▶ _CHALLENGE_:
Write out the whole of the material exactly.

···

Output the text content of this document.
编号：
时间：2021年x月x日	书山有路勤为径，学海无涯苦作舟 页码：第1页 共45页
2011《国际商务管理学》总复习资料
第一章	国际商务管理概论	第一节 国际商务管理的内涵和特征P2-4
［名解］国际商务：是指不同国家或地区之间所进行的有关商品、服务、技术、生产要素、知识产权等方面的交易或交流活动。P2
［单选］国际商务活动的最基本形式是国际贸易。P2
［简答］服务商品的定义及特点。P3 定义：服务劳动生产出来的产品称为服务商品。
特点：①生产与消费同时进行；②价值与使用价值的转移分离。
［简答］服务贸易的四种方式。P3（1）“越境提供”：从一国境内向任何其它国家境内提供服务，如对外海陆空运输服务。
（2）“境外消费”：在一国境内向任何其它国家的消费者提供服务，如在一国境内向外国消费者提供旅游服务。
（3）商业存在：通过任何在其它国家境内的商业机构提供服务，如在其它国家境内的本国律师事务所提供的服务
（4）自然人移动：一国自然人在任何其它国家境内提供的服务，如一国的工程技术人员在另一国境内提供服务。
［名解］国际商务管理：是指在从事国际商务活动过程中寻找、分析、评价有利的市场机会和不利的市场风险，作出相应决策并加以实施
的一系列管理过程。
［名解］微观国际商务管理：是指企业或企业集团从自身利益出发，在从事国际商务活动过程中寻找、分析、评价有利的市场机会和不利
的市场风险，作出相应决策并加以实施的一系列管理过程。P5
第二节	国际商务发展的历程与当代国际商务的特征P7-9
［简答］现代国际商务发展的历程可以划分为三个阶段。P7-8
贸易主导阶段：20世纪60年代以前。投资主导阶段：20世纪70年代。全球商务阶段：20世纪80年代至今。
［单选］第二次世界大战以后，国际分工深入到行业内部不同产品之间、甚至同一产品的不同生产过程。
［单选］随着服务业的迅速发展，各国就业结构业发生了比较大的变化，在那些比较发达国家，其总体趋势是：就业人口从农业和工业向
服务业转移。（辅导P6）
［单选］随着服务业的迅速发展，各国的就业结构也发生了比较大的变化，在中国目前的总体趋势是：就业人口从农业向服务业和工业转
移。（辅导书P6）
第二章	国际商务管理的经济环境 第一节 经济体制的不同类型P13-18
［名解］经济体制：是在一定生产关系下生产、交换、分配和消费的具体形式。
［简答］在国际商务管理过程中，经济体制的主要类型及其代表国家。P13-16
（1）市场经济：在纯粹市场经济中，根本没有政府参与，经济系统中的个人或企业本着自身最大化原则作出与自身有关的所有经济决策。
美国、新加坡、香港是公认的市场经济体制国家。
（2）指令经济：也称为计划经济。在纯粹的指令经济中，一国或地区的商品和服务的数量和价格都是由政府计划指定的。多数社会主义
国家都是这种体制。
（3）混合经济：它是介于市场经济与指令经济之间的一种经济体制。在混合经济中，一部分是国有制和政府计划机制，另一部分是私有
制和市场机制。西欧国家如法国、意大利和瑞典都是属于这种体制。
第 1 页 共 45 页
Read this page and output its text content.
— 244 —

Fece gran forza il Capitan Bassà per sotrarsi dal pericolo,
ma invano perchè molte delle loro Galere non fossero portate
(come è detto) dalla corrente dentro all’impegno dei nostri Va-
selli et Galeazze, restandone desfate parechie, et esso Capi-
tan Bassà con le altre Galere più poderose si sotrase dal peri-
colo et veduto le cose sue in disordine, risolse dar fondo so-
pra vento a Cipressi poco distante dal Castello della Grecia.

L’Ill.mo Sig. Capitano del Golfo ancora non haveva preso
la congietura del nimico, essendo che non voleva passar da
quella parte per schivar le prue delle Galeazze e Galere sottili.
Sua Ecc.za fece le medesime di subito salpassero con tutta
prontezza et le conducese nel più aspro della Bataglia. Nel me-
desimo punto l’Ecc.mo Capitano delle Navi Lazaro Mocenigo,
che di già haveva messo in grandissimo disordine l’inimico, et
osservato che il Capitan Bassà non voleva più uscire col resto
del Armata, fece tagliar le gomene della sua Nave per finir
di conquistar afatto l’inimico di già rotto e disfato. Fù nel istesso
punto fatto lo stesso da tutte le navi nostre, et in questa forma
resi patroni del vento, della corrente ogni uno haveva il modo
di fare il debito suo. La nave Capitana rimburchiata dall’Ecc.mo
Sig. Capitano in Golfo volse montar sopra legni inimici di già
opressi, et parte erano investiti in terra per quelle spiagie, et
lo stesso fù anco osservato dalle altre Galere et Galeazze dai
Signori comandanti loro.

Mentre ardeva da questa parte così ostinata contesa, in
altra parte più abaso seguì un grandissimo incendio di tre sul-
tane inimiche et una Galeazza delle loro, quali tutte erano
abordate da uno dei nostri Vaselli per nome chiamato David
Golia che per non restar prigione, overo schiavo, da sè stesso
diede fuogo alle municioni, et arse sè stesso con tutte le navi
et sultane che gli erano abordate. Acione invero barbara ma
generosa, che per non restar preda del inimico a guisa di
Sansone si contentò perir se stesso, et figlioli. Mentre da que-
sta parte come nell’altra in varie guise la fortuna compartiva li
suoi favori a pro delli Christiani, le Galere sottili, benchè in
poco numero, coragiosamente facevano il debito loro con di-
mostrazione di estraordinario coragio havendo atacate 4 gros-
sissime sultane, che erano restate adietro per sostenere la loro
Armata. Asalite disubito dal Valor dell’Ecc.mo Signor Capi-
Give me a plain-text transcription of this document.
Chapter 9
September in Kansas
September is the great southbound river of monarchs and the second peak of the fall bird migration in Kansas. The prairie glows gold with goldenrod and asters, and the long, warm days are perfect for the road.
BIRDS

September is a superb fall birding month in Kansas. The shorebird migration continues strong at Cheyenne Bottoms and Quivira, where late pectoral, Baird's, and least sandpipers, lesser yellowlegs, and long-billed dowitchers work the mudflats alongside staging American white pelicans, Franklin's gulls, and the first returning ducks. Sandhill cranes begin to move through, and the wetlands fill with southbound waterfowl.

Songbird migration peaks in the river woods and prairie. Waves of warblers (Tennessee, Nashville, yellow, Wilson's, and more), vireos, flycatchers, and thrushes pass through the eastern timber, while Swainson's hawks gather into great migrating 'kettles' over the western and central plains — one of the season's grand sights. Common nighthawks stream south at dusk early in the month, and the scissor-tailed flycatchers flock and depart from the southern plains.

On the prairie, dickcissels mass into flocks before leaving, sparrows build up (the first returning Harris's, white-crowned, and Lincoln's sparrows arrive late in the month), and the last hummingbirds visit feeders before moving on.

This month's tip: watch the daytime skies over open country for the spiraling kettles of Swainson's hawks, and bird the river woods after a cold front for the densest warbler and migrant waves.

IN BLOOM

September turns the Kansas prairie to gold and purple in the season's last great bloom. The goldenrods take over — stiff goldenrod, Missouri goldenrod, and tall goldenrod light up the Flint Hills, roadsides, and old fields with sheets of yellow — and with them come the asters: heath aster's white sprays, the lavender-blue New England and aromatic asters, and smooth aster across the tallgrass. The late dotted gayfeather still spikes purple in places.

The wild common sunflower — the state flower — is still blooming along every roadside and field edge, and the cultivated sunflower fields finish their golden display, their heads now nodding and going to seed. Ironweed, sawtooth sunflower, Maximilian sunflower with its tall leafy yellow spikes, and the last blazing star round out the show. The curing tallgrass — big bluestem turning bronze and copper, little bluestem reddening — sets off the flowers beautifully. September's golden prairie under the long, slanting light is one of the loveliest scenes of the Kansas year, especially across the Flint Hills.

···

▶ _CORRECT OUTPUT_:
Output the text content of this document.
编号：
时间：2021年x月x日	书山有路勤为径，学海无涯苦作舟 页码：第1页 共45页
2011《国际商务管理学》总复习资料
第一章	国际商务管理概论	第一节 国际商务管理的内涵和特征P2-4
［名解］国际商务：是指不同国家或地区之间所进行的有关商品、服务、技术、生产要素、知识产权等方面的交易或交流活动。P2
［单选］国际商务活动的最基本形式是国际贸易。P2
［简答］服务商品的定义及特点。P3 定义：服务劳动生产出来的产品称为服务商品。
特点：①生产与消费同时进行；②价值与使用价值的转移分离。
［简答］服务贸易的四种方式。P3（1）“越境提供”：从一国境内向任何其它国家境内提供服务，如对外海陆空运输服务。
（2）“境外消费”：在一国境内向任何其它国家的消费者提供服务，如在一国境内向外国消费者提供旅游服务。
（3）商业存在：通过任何在其它国家境内的商业机构提供服务，如在其它国家境内的本国律师事务所提供的服务
（4）自然人移动：一国自然人在任何其它国家境内提供的服务，如一国的工程技术人员在另一国境内提供服务。
［名解］国际商务管理：是指在从事国际商务活动过程中寻找、分析、评价有利的市场机会和不利的市场风险，作出相应决策并加以实施
的一系列管理过程。
［名解］微观国际商务管理：是指企业或企业集团从自身利益出发，在从事国际商务活动过程中寻找、分析、评价有利的市场机会和不利
的市场风险，作出相应决策并加以实施的一系列管理过程。P5
第二节	国际商务发展的历程与当代国际商务的特征P7-9
［简答］现代国际商务发展的历程可以划分为三个阶段。P7-8
贸易主导阶段：20世纪60年代以前。投资主导阶段：20世纪70年代。全球商务阶段：20世纪80年代至今。
［单选］第二次世界大战以后，国际分工深入到行业内部不同产品之间、甚至同一产品的不同生产过程。
［单选］随着服务业的迅速发展，各国就业结构业发生了比较大的变化，在那些比较发达国家，其总体趋势是：就业人口从农业和工业向
服务业转移。（辅导P6）
［单选］随着服务业的迅速发展，各国的就业结构也发生了比较大的变化，在中国目前的总体趋势是：就业人口从农业向服务业和工业转
移。（辅导书P6）
第二章	国际商务管理的经济环境 第一节 经济体制的不同类型P13-18
［名解］经济体制：是在一定生产关系下生产、交换、分配和消费的具体形式。
［简答］在国际商务管理过程中，经济体制的主要类型及其代表国家。P13-16
（1）市场经济：在纯粹市场经济中，根本没有政府参与，经济系统中的个人或企业本着自身最大化原则作出与自身有关的所有经济决策。
美国、新加坡、香港是公认的市场经济体制国家。
（2）指令经济：也称为计划经济。在纯粹的指令经济中，一国或地区的商品和服务的数量和价格都是由政府计划指定的。多数社会主义
国家都是这种体制。
（3）混合经济：它是介于市场经济与指令经济之间的一种经济体制。在混合经济中，一部分是国有制和政府计划机制，另一部分是私有
制和市场机制。西欧国家如法国、意大利和瑞典都是属于这种体制。
第 1 页 共 45 页
Read this page and output its text content.
— 244 —

Fece gran forza il Capitan Bassà per sotrarsi dal pericolo,
ma invano perchè molte delle loro Galere non fossero portate
(come è detto) dalla corrente dentro all’impegno dei nostri Va-
selli et Galeazze, restandone desfate parechie, et esso Capi-
tan Bassà con le altre Galere più poderose si sotrase dal peri-
colo et veduto le cose sue in disordine, risolse dar fondo so-
pra vento a Cipressi poco distante dal Castello della Grecia.

L’Ill.mo Sig. Capitano del Golfo ancora non haveva preso
la congietura del nimico, essendo che non voleva passar da
quella parte per schivar le prue delle Galeazze e Galere sottili.
Sua Ecc.za fece le medesime di subito salpassero con tutta
prontezza et le conducese nel più aspro della Bataglia. Nel me-
desimo punto l’Ecc.mo Capitano delle Navi Lazaro Mocenigo,
che di già haveva messo in grandissimo disordine l’inimico, et
osservato che il Capitan Bassà non voleva più uscire col resto
del Armata, fece tagliar le gomene della sua Nave per finir
di conquistar afatto l’inimico di già rotto e disfato. Fù nel istesso
punto fatto lo stesso da tutte le navi nostre, et in questa forma
resi patroni del vento, della corrente ogni uno haveva il modo
di fare il debito suo. La nave Capitana rimburchiata dall’Ecc.mo
Sig. Capitano in Golfo volse montar sopra legni inimici di già
opressi, et parte erano investiti in terra per quelle spiagie, et
lo stesso fù anco osservato dalle altre Galere et Galeazze dai
Signori comandanti loro.

Mentre ardeva da questa parte così ostinata contesa, in
altra parte più abaso seguì un grandissimo incendio di tre sul-
tane inimiche et una Galeazza delle loro, quali tutte erano
abordate da uno dei nostri Vaselli per nome chiamato David
Golia che per non restar prigione, overo schiavo, da sè stesso
diede fuogo alle municioni, et arse sè stesso con tutte le navi
et sultane che gli erano abordate. Acione invero barbara ma
generosa, che per non restar preda del inimico a guisa di
Sansone si contentò perir se stesso, et figlioli. Mentre da que-
sta parte come nell’altra in varie guise la fortuna compartiva li
suoi favori a pro delli Christiani, le Galere sottili, benchè in
poco numero, coragiosamente facevano il debito loro con di-
mostrazione di estraordinario coragio havendo atacate 4 gros-
sissime sultane, che erano restate adietro per sostenere la loro
Armata. Asalite disubito dal Valor dell’Ecc.mo Signor Capi-
Give me a plain-text transcription of this document.
Chapter 9
September in Kansas
September is the great southbound river of monarchs and the second peak of the fall bird migration in Kansas. The prairie glows gold with goldenrod and asters, and the long, warm days are perfect for the road.
BIRDS

September is a superb fall birding month in Kansas. The shorebird migration continues strong at Cheyenne Bottoms and Quivira, where late pectoral, Baird's, and least sandpipers, lesser yellowlegs, and long-billed dowitchers work the mudflats alongside staging American white pelicans, Franklin's gulls, and the first returning ducks. Sandhill cranes begin to move through, and the wetlands fill with southbound waterfowl.

Songbird migration peaks in the river woods and prairie. Waves of warblers (Tennessee, Nashville, yellow, Wilson's, and more), vireos, flycatchers, and thrushes pass through the eastern timber, while Swainson's hawks gather into great migrating 'kettles' over the western and central plains — one of the season's grand sights. Common nighthawks stream south at dusk early in the month, and the scissor-tailed flycatchers flock and depart from the southern plains.

On the prairie, dickcissels mass into flocks before leaving, sparrows build up (the first returning Harris's, white-crowned, and Lincoln's sparrows arrive late in the month), and the last hummingbirds visit feeders before moving on.

This month's tip: watch the daytime skies over open country for the spiraling kettles of Swainson's hawks, and bird the river woods after a cold front for the densest warbler and migrant waves.

IN BLOOM

September turns the Kansas prairie to gold and purple in the season's last great bloom. The goldenrods take over — stiff goldenrod, Missouri goldenrod, and tall goldenrod light up the Flint Hills, roadsides, and old fields with sheets of yellow — and with them come the asters: heath aster's white sprays, the lavender-blue New England and aromatic asters, and smooth aster across the tallgrass. The late dotted gayfeather still spikes purple in places.

The wild common sunflower — the state flower — is still blooming along every roadside and field edge, and the cultivated sunflower fields finish their golden display, their heads now nodding and going to seed. Ironweed, sawtooth sunflower, Maximilian sunflower with its tall leafy yellow spikes, and the last blazing star round out the show. The curing tallgrass — big bluestem turning bronze and copper, little bluestem reddening — sets off the flowers beautifully. September's golden prairie under the long, slanting light is one of the loveliest scenes of the Kansas year, especially across the Flint Hills.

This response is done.